# [TASK DIRECTIONS]
Without the pictures, can you quote each line below exactly?

# [MATERIAL PROVIDED]
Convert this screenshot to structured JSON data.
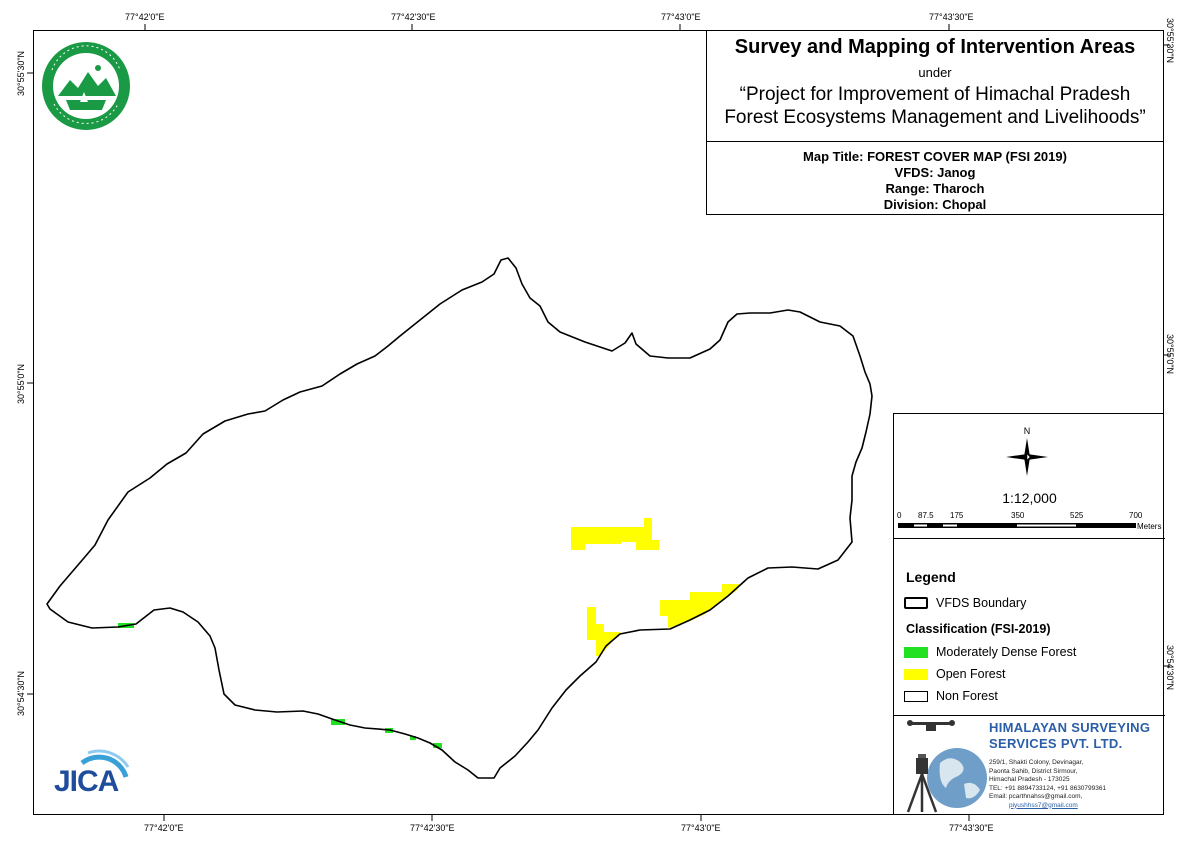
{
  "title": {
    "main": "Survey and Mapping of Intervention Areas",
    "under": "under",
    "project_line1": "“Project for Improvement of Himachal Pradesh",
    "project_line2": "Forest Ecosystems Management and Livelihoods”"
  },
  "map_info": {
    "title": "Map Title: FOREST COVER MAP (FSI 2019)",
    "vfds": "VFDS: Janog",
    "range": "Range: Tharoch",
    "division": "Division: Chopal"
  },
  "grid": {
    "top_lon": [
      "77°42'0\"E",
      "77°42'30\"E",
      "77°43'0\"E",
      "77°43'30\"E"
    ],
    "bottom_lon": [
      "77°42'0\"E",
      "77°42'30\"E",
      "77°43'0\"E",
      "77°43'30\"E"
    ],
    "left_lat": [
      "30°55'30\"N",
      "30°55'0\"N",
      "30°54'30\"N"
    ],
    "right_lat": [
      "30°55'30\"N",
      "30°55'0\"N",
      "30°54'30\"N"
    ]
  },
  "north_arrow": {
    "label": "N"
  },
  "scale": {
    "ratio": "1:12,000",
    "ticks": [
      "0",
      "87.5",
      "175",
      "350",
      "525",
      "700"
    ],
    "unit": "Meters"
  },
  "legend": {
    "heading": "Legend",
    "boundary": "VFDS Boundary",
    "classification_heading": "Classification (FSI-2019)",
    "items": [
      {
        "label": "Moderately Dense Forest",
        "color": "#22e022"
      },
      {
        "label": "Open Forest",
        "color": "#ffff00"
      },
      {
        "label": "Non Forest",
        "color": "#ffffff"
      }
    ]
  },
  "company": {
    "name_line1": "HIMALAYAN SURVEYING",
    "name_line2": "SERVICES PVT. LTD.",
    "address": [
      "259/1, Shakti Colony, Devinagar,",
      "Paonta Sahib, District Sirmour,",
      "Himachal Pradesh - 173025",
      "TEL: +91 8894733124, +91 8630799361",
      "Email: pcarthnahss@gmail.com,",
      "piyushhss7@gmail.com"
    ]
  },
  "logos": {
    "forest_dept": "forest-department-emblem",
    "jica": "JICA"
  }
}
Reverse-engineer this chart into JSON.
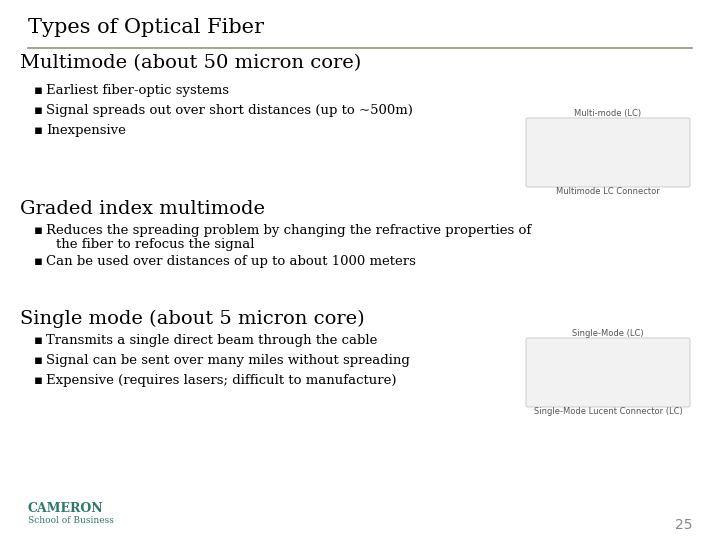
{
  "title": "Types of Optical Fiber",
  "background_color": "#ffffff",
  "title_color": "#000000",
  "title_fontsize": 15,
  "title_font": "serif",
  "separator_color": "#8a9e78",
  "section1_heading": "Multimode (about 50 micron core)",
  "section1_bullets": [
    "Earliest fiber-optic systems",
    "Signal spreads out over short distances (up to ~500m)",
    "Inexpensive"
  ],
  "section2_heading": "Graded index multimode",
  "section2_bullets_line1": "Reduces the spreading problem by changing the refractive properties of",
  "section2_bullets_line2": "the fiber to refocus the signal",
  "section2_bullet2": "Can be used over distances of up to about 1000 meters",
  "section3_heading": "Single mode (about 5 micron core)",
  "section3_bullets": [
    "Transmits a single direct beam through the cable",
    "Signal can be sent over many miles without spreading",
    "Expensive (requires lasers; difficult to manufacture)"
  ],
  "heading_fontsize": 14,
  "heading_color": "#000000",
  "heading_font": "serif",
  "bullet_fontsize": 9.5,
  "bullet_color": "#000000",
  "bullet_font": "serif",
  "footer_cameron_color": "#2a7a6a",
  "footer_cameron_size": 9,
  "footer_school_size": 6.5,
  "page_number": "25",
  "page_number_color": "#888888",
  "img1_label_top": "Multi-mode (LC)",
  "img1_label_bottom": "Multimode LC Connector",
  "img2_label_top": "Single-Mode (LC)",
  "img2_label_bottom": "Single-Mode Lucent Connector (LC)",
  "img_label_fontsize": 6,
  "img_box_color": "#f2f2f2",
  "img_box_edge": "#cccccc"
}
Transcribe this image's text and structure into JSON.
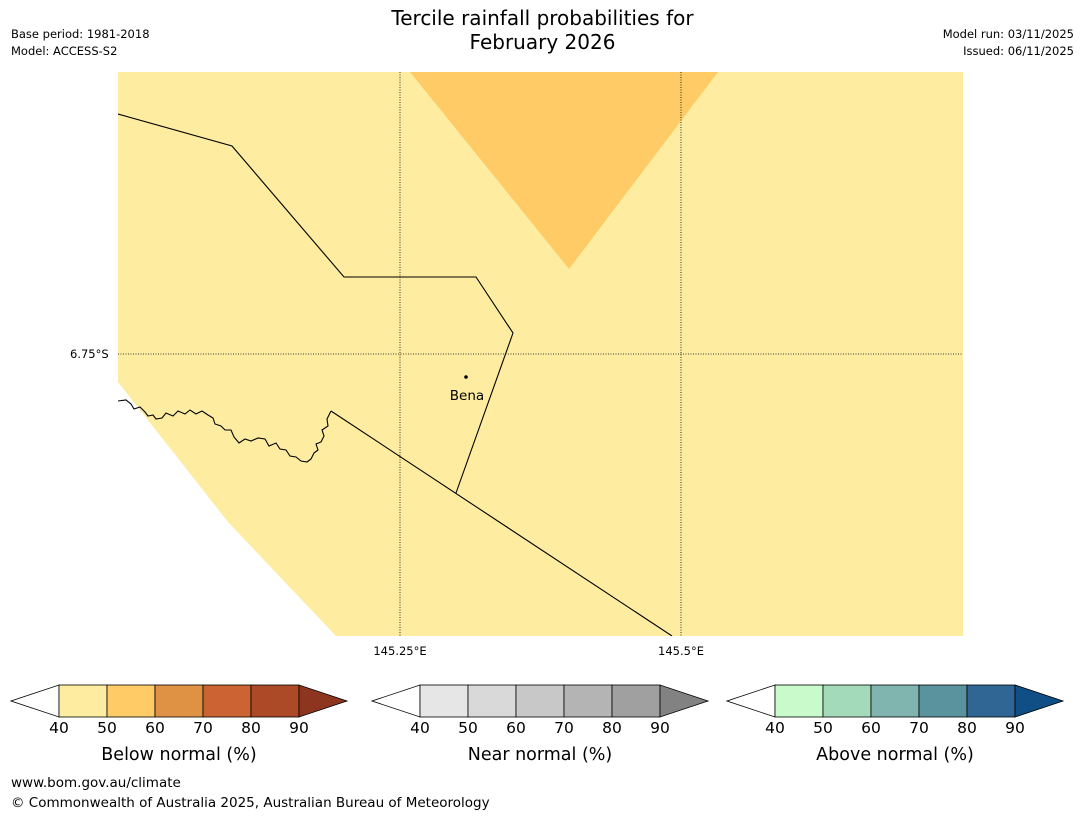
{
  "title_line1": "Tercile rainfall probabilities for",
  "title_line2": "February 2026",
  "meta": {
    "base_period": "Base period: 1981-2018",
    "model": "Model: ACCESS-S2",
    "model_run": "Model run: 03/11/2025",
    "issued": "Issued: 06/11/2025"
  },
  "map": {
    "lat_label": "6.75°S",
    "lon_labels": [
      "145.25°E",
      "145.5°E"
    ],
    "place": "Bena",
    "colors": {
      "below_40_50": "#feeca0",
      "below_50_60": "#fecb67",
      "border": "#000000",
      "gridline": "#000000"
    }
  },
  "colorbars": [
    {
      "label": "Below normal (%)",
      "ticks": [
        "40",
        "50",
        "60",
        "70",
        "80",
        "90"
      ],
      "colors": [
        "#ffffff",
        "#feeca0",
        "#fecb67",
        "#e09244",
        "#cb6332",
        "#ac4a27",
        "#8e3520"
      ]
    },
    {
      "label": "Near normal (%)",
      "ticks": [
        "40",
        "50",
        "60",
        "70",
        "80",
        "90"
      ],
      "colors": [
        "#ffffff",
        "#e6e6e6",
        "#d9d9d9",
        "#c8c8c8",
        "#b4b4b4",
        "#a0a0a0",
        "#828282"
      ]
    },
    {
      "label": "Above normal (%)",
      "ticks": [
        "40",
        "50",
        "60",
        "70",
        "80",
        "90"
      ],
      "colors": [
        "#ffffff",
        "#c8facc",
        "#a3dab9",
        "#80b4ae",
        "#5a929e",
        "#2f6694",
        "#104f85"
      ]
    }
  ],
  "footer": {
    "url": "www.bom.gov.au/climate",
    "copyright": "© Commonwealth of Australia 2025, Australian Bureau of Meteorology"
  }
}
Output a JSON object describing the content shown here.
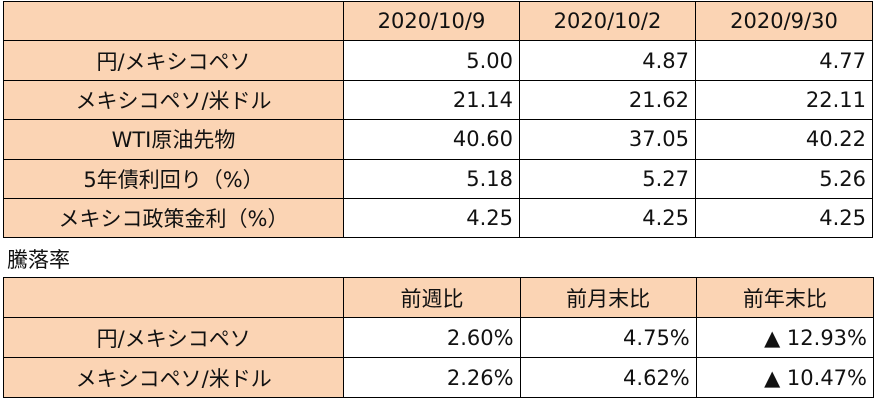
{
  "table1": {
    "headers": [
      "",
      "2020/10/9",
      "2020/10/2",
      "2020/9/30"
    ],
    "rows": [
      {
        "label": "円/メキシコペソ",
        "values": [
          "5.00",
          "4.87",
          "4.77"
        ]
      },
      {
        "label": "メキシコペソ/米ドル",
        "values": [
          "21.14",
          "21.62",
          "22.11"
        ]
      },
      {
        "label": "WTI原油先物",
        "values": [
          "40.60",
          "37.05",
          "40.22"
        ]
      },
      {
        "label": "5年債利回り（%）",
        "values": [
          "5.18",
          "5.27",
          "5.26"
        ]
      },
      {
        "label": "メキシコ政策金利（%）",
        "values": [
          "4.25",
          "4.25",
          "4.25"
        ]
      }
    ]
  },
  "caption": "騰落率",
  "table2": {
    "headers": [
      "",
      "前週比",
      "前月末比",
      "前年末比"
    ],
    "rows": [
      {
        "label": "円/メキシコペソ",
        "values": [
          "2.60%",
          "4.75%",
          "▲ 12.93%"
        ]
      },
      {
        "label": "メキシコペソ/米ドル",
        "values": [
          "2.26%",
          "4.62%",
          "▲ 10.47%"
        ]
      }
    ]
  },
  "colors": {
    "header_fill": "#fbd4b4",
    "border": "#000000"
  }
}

# [SOLUTION TO THIS TASK]
Convert this screenshot to structured JSON data.
{
  "title": {
    "main": "Survey and Mapping of Intervention Areas",
    "under": "under",
    "project_line1": "“Project for Improvement of Himachal Pradesh",
    "project_line2": "Forest Ecosystems Management and Livelihoods”"
  },
  "map_info": {
    "title": "Map Title: FOREST COVER MAP (FSI 2019)",
    "vfds": "VFDS: Janog",
    "range": "Range: Tharoch",
    "division": "Division: Chopal"
  },
  "grid": {
    "top_lon": [
      "77°42'0\"E",
      "77°42'30\"E",
      "77°43'0\"E",
      "77°43'30\"E"
    ],
    "bottom_lon": [
      "77°42'0\"E",
      "77°42'30\"E",
      "77°43'0\"E",
      "77°43'30\"E"
    ],
    "left_lat": [
      "30°55'30\"N",
      "30°55'0\"N",
      "30°54'30\"N"
    ],
    "right_lat": [
      "30°55'30\"N",
      "30°55'0\"N",
      "30°54'30\"N"
    ]
  },
  "north_arrow": {
    "label": "N"
  },
  "scale": {
    "ratio": "1:12,000",
    "ticks": [
      "0",
      "87.5",
      "175",
      "350",
      "525",
      "700"
    ],
    "unit": "Meters"
  },
  "legend": {
    "heading": "Legend",
    "boundary": "VFDS Boundary",
    "classification_heading": "Classification (FSI-2019)",
    "items": [
      {
        "label": "Moderately Dense Forest",
        "color": "#22e022"
      },
      {
        "label": "Open Forest",
        "color": "#ffff00"
      },
      {
        "label": "Non Forest",
        "color": "#ffffff"
      }
    ]
  },
  "company": {
    "name_line1": "HIMALAYAN SURVEYING",
    "name_line2": "SERVICES PVT. LTD.",
    "address": [
      "259/1, Shakti Colony, Devinagar,",
      "Paonta Sahib, District Sirmour,",
      "Himachal Pradesh - 173025",
      "TEL: +91 8894733124, +91 8630799361",
      "Email: pcarthnahss@gmail.com,",
      "piyushhss7@gmail.com"
    ]
  },
  "logos": {
    "forest_dept": "forest-department-emblem",
    "jica": "JICA"
  }
}
Reverse-engineer this chart into JSON.
{
  "title": "Types of Optical Fiber",
  "background_color": "#ffffff",
  "title_color": "#000000",
  "title_fontsize": 15,
  "title_font": "serif",
  "separator_color": "#8a9e78",
  "section1_heading": "Multimode (about 50 micron core)",
  "section1_bullets": [
    "Earliest fiber-optic systems",
    "Signal spreads out over short distances (up to ~500m)",
    "Inexpensive"
  ],
  "section2_heading": "Graded index multimode",
  "section2_bullets_line1": "Reduces the spreading problem by changing the refractive properties of",
  "section2_bullets_line2": "the fiber to refocus the signal",
  "section2_bullet2": "Can be used over distances of up to about 1000 meters",
  "section3_heading": "Single mode (about 5 micron core)",
  "section3_bullets": [
    "Transmits a single direct beam through the cable",
    "Signal can be sent over many miles without spreading",
    "Expensive (requires lasers; difficult to manufacture)"
  ],
  "heading_fontsize": 14,
  "heading_color": "#000000",
  "heading_font": "serif",
  "bullet_fontsize": 9.5,
  "bullet_color": "#000000",
  "bullet_font": "serif",
  "footer_cameron_color": "#2a7a6a",
  "footer_cameron_size": 9,
  "footer_school_size": 6.5,
  "page_number": "25",
  "page_number_color": "#888888",
  "img1_label_top": "Multi-mode (LC)",
  "img1_label_bottom": "Multimode LC Connector",
  "img2_label_top": "Single-Mode (LC)",
  "img2_label_bottom": "Single-Mode Lucent Connector (LC)",
  "img_label_fontsize": 6,
  "img_box_color": "#f2f2f2",
  "img_box_edge": "#cccccc"
}
Transcribe this image's text and structure into JSON.
{
  "title_line1": "Tercile rainfall probabilities for",
  "title_line2": "February 2026",
  "meta": {
    "base_period": "Base period: 1981-2018",
    "model": "Model: ACCESS-S2",
    "model_run": "Model run: 03/11/2025",
    "issued": "Issued: 06/11/2025"
  },
  "map": {
    "lat_label": "6.75°S",
    "lon_labels": [
      "145.25°E",
      "145.5°E"
    ],
    "place": "Bena",
    "colors": {
      "below_40_50": "#feeca0",
      "below_50_60": "#fecb67",
      "border": "#000000",
      "gridline": "#000000"
    }
  },
  "colorbars": [
    {
      "label": "Below normal (%)",
      "ticks": [
        "40",
        "50",
        "60",
        "70",
        "80",
        "90"
      ],
      "colors": [
        "#ffffff",
        "#feeca0",
        "#fecb67",
        "#e09244",
        "#cb6332",
        "#ac4a27",
        "#8e3520"
      ]
    },
    {
      "label": "Near normal (%)",
      "ticks": [
        "40",
        "50",
        "60",
        "70",
        "80",
        "90"
      ],
      "colors": [
        "#ffffff",
        "#e6e6e6",
        "#d9d9d9",
        "#c8c8c8",
        "#b4b4b4",
        "#a0a0a0",
        "#828282"
      ]
    },
    {
      "label": "Above normal (%)",
      "ticks": [
        "40",
        "50",
        "60",
        "70",
        "80",
        "90"
      ],
      "colors": [
        "#ffffff",
        "#c8facc",
        "#a3dab9",
        "#80b4ae",
        "#5a929e",
        "#2f6694",
        "#104f85"
      ]
    }
  ],
  "footer": {
    "url": "www.bom.gov.au/climate",
    "copyright": "© Commonwealth of Australia 2025, Australian Bureau of Meteorology"
  }
}
Output a JSON object describing the content shown here.
{
  "table1": {
    "headers": [
      "",
      "2020/10/9",
      "2020/10/2",
      "2020/9/30"
    ],
    "rows": [
      {
        "label": "円/メキシコペソ",
        "values": [
          "5.00",
          "4.87",
          "4.77"
        ]
      },
      {
        "label": "メキシコペソ/米ドル",
        "values": [
          "21.14",
          "21.62",
          "22.11"
        ]
      },
      {
        "label": "WTI原油先物",
        "values": [
          "40.60",
          "37.05",
          "40.22"
        ]
      },
      {
        "label": "5年債利回り（%）",
        "values": [
          "5.18",
          "5.27",
          "5.26"
        ]
      },
      {
        "label": "メキシコ政策金利（%）",
        "values": [
          "4.25",
          "4.25",
          "4.25"
        ]
      }
    ]
  },
  "caption": "騰落率",
  "table2": {
    "headers": [
      "",
      "前週比",
      "前月末比",
      "前年末比"
    ],
    "rows": [
      {
        "label": "円/メキシコペソ",
        "values": [
          "2.60%",
          "4.75%",
          "▲ 12.93%"
        ]
      },
      {
        "label": "メキシコペソ/米ドル",
        "values": [
          "2.26%",
          "4.62%",
          "▲ 10.47%"
        ]
      }
    ]
  },
  "colors": {
    "header_fill": "#fbd4b4",
    "border": "#000000"
  }
}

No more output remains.